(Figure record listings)

+ + + +

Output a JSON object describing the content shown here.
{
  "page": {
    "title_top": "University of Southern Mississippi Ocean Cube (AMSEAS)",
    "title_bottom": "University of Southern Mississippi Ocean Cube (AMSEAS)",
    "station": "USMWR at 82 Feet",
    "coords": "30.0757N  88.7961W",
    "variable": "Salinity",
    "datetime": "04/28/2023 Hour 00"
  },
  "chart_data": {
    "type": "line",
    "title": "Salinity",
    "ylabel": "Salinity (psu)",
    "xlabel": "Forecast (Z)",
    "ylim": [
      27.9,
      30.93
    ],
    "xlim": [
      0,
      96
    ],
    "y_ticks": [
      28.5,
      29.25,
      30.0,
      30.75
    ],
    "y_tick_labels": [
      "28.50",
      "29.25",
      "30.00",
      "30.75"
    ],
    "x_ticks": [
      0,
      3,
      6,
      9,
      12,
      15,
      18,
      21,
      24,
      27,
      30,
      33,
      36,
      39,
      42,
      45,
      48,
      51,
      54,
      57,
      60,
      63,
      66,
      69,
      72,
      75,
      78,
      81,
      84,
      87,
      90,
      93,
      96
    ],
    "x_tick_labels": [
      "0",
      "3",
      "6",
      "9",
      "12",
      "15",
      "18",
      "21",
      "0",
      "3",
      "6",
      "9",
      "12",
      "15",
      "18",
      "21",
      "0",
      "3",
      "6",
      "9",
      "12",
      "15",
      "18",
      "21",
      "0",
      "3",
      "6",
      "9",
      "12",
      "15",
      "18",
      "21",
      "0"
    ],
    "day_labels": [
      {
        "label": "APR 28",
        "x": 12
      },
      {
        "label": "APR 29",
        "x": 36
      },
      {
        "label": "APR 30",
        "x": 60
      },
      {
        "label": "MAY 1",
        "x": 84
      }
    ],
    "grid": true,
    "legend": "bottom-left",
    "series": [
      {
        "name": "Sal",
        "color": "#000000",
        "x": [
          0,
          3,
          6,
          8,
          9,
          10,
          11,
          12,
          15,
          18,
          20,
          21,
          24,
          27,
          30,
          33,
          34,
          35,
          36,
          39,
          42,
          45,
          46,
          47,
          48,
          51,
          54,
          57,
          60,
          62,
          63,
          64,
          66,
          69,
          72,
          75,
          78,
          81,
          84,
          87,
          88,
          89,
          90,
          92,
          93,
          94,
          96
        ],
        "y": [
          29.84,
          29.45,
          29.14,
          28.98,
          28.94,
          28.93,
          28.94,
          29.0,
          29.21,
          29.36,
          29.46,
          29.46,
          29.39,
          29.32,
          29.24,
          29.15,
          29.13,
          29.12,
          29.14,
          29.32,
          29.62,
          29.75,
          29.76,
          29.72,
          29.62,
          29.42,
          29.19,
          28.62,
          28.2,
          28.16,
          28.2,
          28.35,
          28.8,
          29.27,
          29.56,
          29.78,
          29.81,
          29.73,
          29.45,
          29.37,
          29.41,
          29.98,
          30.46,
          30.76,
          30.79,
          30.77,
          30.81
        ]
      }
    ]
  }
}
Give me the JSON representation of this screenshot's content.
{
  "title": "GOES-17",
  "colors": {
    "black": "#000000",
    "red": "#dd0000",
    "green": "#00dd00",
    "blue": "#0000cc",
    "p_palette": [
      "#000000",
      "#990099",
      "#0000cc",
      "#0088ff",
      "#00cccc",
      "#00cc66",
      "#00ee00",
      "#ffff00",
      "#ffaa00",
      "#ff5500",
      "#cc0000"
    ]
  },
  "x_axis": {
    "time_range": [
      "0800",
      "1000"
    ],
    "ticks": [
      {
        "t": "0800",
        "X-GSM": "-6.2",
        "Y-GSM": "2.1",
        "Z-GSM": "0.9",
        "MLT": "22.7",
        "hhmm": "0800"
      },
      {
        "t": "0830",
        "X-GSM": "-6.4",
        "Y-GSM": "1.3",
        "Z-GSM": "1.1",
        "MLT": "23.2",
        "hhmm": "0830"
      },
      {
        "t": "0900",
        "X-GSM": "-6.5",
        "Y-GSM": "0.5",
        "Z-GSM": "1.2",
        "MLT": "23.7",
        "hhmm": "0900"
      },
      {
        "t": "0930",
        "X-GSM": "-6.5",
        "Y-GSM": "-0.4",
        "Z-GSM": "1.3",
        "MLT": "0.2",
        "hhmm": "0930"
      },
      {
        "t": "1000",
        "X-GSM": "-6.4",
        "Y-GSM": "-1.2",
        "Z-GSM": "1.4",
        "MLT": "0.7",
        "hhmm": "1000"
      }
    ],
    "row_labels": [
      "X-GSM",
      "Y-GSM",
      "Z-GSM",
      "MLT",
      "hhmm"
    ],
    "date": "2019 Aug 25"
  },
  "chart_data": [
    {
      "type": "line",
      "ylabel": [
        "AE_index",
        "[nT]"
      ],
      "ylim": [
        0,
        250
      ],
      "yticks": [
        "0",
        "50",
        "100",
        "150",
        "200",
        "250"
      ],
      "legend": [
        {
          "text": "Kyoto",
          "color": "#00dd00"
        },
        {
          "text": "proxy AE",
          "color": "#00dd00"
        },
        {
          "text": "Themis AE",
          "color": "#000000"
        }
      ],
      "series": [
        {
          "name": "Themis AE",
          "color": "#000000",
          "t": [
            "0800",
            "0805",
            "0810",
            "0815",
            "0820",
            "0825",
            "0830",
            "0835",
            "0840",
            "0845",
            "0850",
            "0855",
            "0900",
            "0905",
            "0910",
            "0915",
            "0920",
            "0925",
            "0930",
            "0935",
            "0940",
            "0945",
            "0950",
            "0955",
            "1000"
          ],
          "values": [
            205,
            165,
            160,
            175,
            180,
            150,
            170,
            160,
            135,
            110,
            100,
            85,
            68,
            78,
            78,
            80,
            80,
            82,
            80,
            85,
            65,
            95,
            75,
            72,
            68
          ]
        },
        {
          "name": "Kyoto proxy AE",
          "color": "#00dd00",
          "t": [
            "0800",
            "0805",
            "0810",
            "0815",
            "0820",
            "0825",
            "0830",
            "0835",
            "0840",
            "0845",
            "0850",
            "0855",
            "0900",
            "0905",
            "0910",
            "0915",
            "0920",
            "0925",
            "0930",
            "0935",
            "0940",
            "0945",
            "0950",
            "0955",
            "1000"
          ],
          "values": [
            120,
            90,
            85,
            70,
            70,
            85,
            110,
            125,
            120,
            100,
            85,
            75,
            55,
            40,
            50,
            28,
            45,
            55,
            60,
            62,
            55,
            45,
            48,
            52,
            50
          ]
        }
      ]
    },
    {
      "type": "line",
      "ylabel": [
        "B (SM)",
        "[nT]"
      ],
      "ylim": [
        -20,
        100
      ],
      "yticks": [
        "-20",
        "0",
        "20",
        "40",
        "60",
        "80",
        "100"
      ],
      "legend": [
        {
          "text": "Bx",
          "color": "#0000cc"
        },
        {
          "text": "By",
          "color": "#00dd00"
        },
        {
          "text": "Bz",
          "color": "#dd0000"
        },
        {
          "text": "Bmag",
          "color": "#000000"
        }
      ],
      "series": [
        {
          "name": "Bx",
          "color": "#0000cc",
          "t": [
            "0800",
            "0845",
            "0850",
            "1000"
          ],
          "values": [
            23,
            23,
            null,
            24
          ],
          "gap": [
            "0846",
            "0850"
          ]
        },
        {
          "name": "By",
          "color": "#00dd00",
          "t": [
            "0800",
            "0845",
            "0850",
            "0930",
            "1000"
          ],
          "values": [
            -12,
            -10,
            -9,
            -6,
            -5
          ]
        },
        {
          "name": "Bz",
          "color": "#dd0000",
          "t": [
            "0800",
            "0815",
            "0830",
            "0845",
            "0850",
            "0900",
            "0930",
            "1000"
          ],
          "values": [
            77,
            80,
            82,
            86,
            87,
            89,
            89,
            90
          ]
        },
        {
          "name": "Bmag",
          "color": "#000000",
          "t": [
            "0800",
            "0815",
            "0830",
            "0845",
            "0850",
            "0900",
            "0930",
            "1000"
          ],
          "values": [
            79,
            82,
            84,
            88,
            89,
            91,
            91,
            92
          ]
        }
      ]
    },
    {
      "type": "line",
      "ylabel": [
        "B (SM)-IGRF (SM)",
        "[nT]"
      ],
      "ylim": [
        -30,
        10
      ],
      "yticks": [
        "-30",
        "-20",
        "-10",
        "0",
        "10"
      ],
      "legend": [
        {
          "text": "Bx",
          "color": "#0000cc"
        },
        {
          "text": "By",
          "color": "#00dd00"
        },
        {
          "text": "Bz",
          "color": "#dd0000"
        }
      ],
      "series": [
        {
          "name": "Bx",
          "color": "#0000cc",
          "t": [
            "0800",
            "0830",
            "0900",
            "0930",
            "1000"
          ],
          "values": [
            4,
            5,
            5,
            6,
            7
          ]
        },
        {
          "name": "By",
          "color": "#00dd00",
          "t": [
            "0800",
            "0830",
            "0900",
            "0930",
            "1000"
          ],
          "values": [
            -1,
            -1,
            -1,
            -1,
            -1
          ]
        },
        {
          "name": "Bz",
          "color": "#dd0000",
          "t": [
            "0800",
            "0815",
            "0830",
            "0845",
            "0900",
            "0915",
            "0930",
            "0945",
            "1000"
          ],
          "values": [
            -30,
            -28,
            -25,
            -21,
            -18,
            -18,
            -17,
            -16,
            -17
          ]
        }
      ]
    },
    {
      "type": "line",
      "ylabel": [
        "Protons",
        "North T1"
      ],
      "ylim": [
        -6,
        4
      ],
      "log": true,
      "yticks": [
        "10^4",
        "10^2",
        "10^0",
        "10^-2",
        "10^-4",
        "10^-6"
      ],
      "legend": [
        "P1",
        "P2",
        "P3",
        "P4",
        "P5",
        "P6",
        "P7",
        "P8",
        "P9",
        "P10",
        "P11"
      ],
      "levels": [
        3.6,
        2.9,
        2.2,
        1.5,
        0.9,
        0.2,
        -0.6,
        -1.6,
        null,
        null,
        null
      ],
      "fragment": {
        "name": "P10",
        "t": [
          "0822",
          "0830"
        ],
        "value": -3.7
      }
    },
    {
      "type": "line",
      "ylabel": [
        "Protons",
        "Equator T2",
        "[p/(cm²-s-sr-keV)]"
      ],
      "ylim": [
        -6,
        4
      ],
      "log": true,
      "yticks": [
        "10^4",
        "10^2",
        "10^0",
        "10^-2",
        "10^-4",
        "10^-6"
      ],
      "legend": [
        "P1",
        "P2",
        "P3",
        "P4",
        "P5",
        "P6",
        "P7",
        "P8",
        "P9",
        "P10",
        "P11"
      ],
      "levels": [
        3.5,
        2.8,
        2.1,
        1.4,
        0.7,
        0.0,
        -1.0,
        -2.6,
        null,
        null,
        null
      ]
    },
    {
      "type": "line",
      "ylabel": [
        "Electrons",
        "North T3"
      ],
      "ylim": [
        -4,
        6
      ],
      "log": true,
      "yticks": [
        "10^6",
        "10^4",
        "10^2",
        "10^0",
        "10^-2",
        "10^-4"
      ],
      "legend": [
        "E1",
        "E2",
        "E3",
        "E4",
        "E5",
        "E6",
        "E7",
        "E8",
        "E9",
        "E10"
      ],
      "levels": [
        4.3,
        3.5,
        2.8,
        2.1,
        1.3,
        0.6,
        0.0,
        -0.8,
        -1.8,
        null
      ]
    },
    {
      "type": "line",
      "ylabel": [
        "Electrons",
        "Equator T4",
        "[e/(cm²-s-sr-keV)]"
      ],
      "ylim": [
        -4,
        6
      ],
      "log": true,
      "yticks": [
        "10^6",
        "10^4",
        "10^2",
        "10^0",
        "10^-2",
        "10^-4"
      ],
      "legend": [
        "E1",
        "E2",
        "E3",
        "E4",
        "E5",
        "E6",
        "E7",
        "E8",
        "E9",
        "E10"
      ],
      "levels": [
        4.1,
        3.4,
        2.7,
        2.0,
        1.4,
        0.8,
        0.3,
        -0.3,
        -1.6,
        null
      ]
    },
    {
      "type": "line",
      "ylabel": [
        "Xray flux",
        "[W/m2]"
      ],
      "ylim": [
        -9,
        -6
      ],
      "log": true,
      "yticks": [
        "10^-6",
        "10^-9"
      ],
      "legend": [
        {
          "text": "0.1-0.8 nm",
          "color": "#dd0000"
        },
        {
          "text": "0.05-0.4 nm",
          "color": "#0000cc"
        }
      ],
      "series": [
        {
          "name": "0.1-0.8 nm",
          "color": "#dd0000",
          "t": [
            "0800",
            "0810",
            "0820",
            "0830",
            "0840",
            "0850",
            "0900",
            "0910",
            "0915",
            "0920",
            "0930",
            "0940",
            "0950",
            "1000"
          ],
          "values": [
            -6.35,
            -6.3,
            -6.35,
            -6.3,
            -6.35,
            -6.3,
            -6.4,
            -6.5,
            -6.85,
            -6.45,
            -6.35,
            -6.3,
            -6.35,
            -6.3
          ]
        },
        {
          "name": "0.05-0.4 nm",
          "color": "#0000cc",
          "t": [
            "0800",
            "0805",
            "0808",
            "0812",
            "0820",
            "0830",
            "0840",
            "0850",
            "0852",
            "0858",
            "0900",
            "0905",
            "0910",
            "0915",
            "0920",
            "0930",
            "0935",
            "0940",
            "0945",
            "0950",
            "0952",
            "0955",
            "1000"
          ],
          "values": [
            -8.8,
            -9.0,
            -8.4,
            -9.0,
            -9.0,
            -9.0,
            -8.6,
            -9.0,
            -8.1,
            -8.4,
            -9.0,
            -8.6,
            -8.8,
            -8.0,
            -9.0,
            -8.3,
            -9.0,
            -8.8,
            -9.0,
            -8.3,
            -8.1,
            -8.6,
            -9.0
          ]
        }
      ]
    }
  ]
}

+ + + +

DESCRIPTION OF THE TASK: For the records above, state how many lines include the string "University", giving the number and nothing else.

EXPECTED ANSWER: 2